• **Brief**
Copy down all of the data underneath, exactly as shown.

• **Data for this exercise**
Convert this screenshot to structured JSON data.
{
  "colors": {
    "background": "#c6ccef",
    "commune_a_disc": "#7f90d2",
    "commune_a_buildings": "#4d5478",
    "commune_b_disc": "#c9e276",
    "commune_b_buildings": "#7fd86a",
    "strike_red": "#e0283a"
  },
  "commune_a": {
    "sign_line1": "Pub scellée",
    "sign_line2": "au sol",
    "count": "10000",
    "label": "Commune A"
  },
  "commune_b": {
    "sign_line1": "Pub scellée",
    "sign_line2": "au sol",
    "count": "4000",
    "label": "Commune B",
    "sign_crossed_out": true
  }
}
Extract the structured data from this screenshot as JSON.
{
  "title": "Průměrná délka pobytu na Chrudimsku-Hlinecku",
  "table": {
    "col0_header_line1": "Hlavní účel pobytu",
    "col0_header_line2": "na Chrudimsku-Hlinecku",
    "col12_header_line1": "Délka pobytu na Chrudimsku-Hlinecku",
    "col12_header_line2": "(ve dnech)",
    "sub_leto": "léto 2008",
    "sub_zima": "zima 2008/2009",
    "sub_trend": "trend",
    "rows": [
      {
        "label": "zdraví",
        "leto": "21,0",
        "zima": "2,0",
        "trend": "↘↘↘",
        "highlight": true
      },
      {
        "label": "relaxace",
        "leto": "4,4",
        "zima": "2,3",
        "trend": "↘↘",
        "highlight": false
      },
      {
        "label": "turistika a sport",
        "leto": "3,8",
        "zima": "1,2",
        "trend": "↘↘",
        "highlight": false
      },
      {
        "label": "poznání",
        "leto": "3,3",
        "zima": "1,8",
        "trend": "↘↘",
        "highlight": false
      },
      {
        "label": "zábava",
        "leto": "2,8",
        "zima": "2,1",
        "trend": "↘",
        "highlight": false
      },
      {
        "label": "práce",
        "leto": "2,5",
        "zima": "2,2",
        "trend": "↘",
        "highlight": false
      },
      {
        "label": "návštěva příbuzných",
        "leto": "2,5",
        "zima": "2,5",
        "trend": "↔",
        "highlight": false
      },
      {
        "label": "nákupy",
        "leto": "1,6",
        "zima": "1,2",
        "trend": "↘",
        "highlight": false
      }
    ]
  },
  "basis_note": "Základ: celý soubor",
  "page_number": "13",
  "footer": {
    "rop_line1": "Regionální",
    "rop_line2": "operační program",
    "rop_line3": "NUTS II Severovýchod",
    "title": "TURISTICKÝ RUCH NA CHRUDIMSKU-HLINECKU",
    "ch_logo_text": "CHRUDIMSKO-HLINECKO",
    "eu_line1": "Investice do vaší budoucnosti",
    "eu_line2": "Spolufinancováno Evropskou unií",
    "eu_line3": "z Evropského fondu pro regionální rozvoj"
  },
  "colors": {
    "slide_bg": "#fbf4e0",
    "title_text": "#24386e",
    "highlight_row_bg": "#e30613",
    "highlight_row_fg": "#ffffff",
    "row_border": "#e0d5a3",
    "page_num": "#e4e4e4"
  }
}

• **Result of the task**
Convert this screenshot to structured JSON data.
{
  "colors": {
    "background": "#c6ccef",
    "commune_a_disc": "#7f90d2",
    "commune_a_buildings": "#4d5478",
    "commune_b_disc": "#c9e276",
    "commune_b_buildings": "#7fd86a",
    "strike_red": "#e0283a"
  },
  "commune_a": {
    "sign_line1": "Pub scellée",
    "sign_line2": "au sol",
    "count": "10000",
    "label": "Commune A"
  },
  "commune_b": {
    "sign_line1": "Pub scellée",
    "sign_line2": "au sol",
    "count": "4000",
    "label": "Commune B",
    "sign_crossed_out": true
  }
}
Extract the structured data from this screenshot as JSON.
{
  "title": "Průměrná délka pobytu na Chrudimsku-Hlinecku",
  "table": {
    "col0_header_line1": "Hlavní účel pobytu",
    "col0_header_line2": "na Chrudimsku-Hlinecku",
    "col12_header_line1": "Délka pobytu na Chrudimsku-Hlinecku",
    "col12_header_line2": "(ve dnech)",
    "sub_leto": "léto 2008",
    "sub_zima": "zima 2008/2009",
    "sub_trend": "trend",
    "rows": [
      {
        "label": "zdraví",
        "leto": "21,0",
        "zima": "2,0",
        "trend": "↘↘↘",
        "highlight": true
      },
      {
        "label": "relaxace",
        "leto": "4,4",
        "zima": "2,3",
        "trend": "↘↘",
        "highlight": false
      },
      {
        "label": "turistika a sport",
        "leto": "3,8",
        "zima": "1,2",
        "trend": "↘↘",
        "highlight": false
      },
      {
        "label": "poznání",
        "leto": "3,3",
        "zima": "1,8",
        "trend": "↘↘",
        "highlight": false
      },
      {
        "label": "zábava",
        "leto": "2,8",
        "zima": "2,1",
        "trend": "↘",
        "highlight": false
      },
      {
        "label": "práce",
        "leto": "2,5",
        "zima": "2,2",
        "trend": "↘",
        "highlight": false
      },
      {
        "label": "návštěva příbuzných",
        "leto": "2,5",
        "zima": "2,5",
        "trend": "↔",
        "highlight": false
      },
      {
        "label": "nákupy",
        "leto": "1,6",
        "zima": "1,2",
        "trend": "↘",
        "highlight": false
      }
    ]
  },
  "basis_note": "Základ: celý soubor",
  "page_number": "13",
  "footer": {
    "rop_line1": "Regionální",
    "rop_line2": "operační program",
    "rop_line3": "NUTS II Severovýchod",
    "title": "TURISTICKÝ RUCH NA CHRUDIMSKU-HLINECKU",
    "ch_logo_text": "CHRUDIMSKO-HLINECKO",
    "eu_line1": "Investice do vaší budoucnosti",
    "eu_line2": "Spolufinancováno Evropskou unií",
    "eu_line3": "z Evropského fondu pro regionální rozvoj"
  },
  "colors": {
    "slide_bg": "#fbf4e0",
    "title_text": "#24386e",
    "highlight_row_bg": "#e30613",
    "highlight_row_fg": "#ffffff",
    "row_border": "#e0d5a3",
    "page_num": "#e4e4e4"
  }
}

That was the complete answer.